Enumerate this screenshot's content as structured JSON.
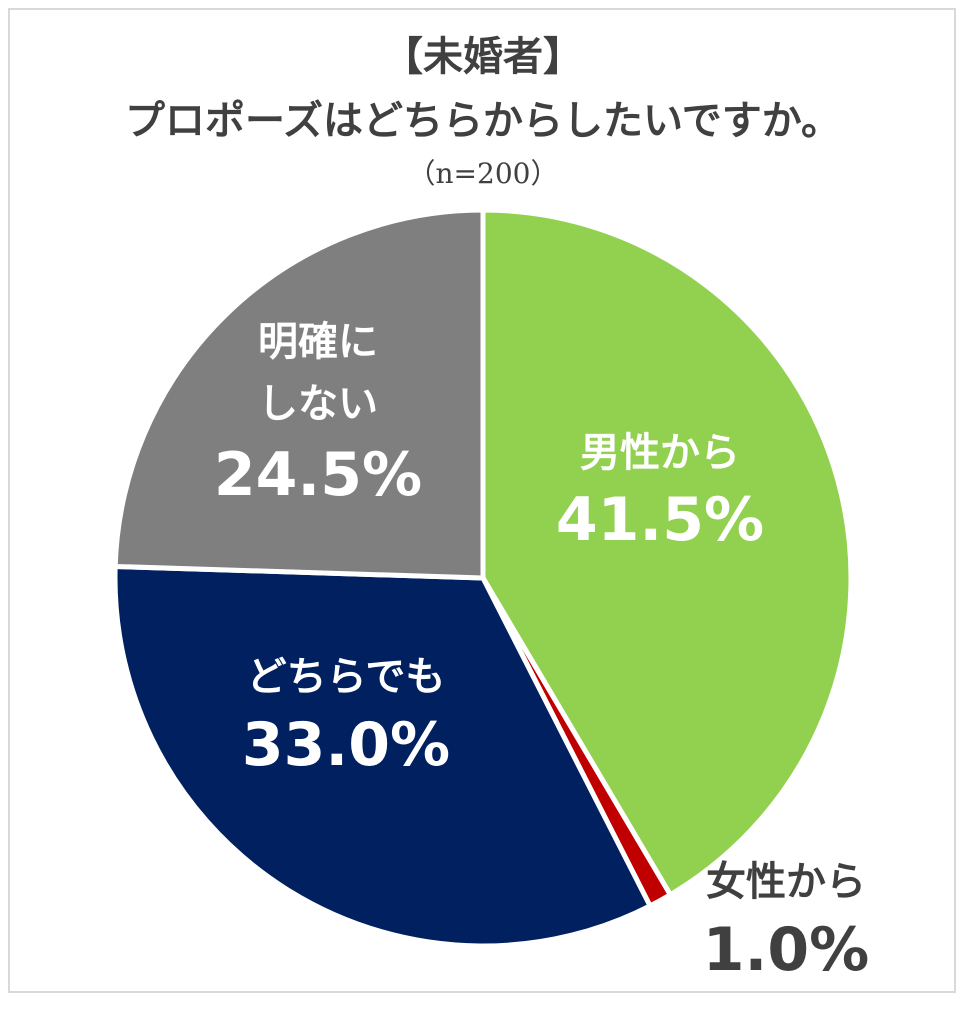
{
  "title": {
    "line1": "【未婚者】",
    "line2": "プロポーズはどちらからしたいですか。",
    "sample": "（n=200）"
  },
  "chart_data": {
    "type": "pie",
    "title": "【未婚者】プロポーズはどちらからしたいですか。",
    "subtitle": "（n=200）",
    "slices": [
      {
        "label": "男性から",
        "value": 41.5,
        "display": "41.5%",
        "color": "#92d050",
        "text_color": "#ffffff"
      },
      {
        "label": "女性から",
        "value": 1.0,
        "display": "1.0%",
        "color": "#c00000",
        "text_color": "#404040"
      },
      {
        "label": "どちらでも",
        "value": 33.0,
        "display": "33.0%",
        "color": "#002060",
        "text_color": "#ffffff"
      },
      {
        "label": "明確にしない",
        "value": 24.5,
        "display": "24.5%",
        "color": "#7f7f7f",
        "text_color": "#ffffff"
      }
    ],
    "start_angle": "12 o'clock",
    "direction": "clockwise",
    "labels_inside": true
  }
}
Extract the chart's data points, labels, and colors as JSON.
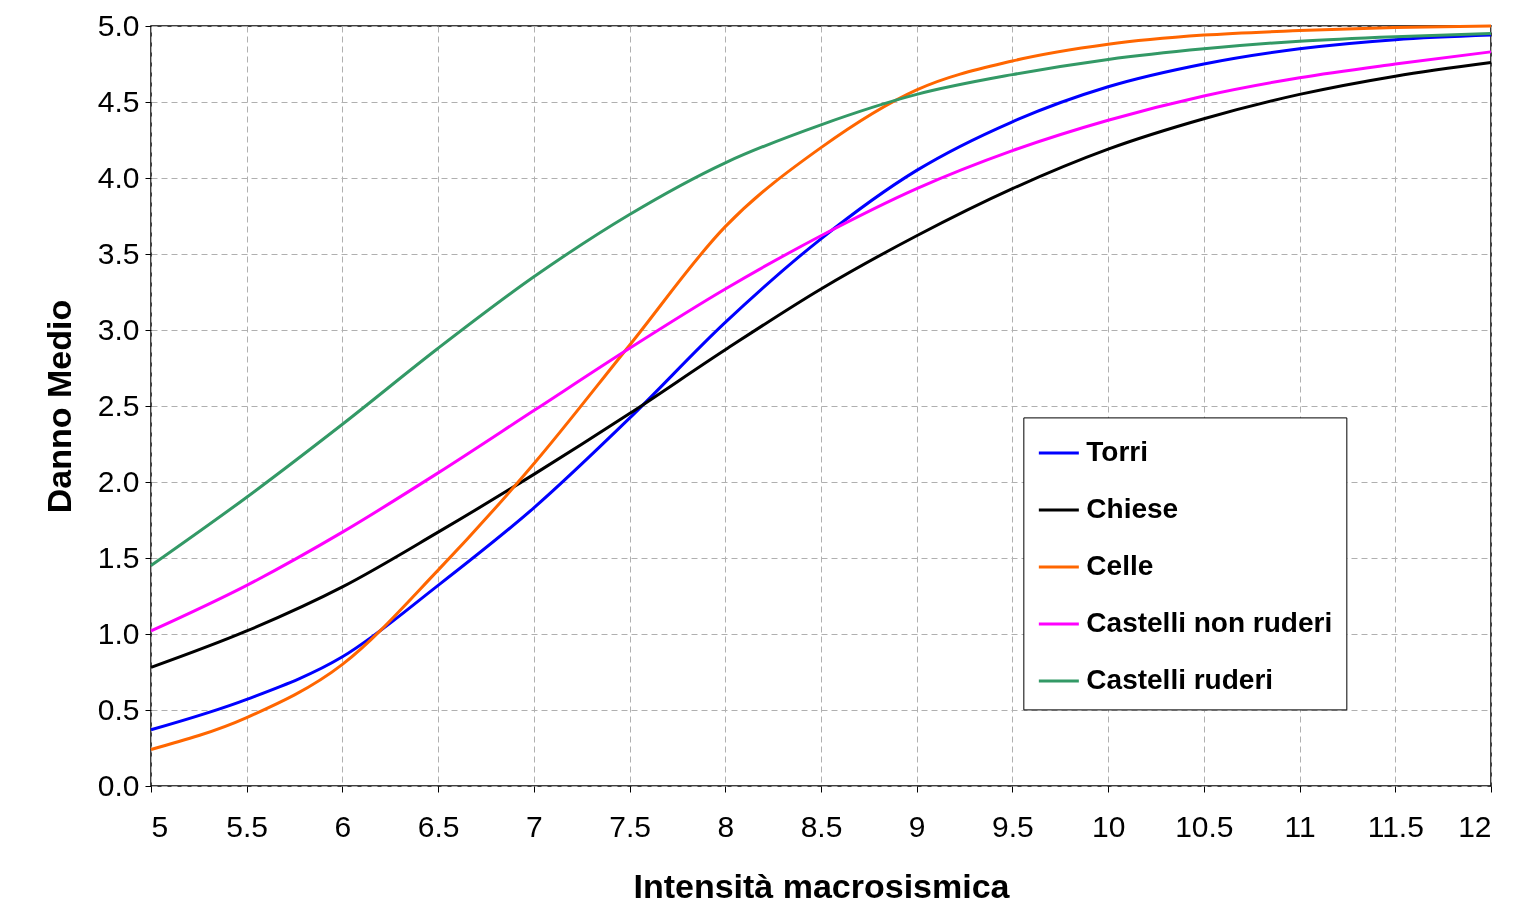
{
  "chart_data": {
    "type": "line",
    "xlabel": "Intensità macrosismica",
    "ylabel": "Danno Medio",
    "x": [
      5,
      5.5,
      6,
      6.5,
      7,
      7.5,
      8,
      8.5,
      9,
      9.5,
      10,
      10.5,
      11,
      11.5,
      12
    ],
    "series": [
      {
        "name": "Torri",
        "color": "#0000ff",
        "values": [
          0.37,
          0.57,
          0.85,
          1.32,
          1.83,
          2.42,
          3.05,
          3.6,
          4.05,
          4.37,
          4.6,
          4.75,
          4.85,
          4.91,
          4.94
        ]
      },
      {
        "name": "Chiese",
        "color": "#000000",
        "values": [
          0.78,
          1.02,
          1.31,
          1.67,
          2.05,
          2.45,
          2.87,
          3.27,
          3.62,
          3.93,
          4.19,
          4.39,
          4.55,
          4.67,
          4.76
        ]
      },
      {
        "name": "Celle",
        "color": "#ff6600",
        "values": [
          0.24,
          0.45,
          0.8,
          1.42,
          2.12,
          2.9,
          3.68,
          4.2,
          4.58,
          4.77,
          4.88,
          4.94,
          4.97,
          4.99,
          5.0
        ]
      },
      {
        "name": "Castelli non ruderi",
        "color": "#ff00ff",
        "values": [
          1.02,
          1.32,
          1.67,
          2.06,
          2.47,
          2.88,
          3.27,
          3.62,
          3.93,
          4.18,
          4.38,
          4.54,
          4.66,
          4.75,
          4.83
        ]
      },
      {
        "name": "Castelli ruderi",
        "color": "#339966",
        "values": [
          1.45,
          1.9,
          2.38,
          2.88,
          3.35,
          3.76,
          4.1,
          4.35,
          4.55,
          4.68,
          4.78,
          4.85,
          4.9,
          4.93,
          4.95
        ]
      }
    ],
    "xlim": [
      5,
      12
    ],
    "xticks": [
      5,
      5.5,
      6,
      6.5,
      7,
      7.5,
      8,
      8.5,
      9,
      9.5,
      10,
      10.5,
      11,
      11.5,
      12
    ],
    "ylim": [
      0,
      5
    ],
    "yticks": [
      {
        "value": 0,
        "label": "0.0"
      },
      {
        "value": 0.5,
        "label": "0.5"
      },
      {
        "value": 1,
        "label": "1.0"
      },
      {
        "value": 1.5,
        "label": "1.5"
      },
      {
        "value": 2,
        "label": "2.0"
      },
      {
        "value": 2.5,
        "label": "2.5"
      },
      {
        "value": 3,
        "label": "3.0"
      },
      {
        "value": 3.5,
        "label": "3.5"
      },
      {
        "value": 4,
        "label": "4.0"
      },
      {
        "value": 4.5,
        "label": "4.5"
      },
      {
        "value": 5,
        "label": "5.0"
      }
    ],
    "grid": true,
    "legend": "right",
    "marker": "none",
    "line_style": "solid"
  }
}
•••••
REQUEST: Pick out the lines that contain "JSON" and copy them.

TASK RESPONSE:
Enumerate this screenshot's content as structured JSON.
Extract the chart's data points, labels, and colors as JSON.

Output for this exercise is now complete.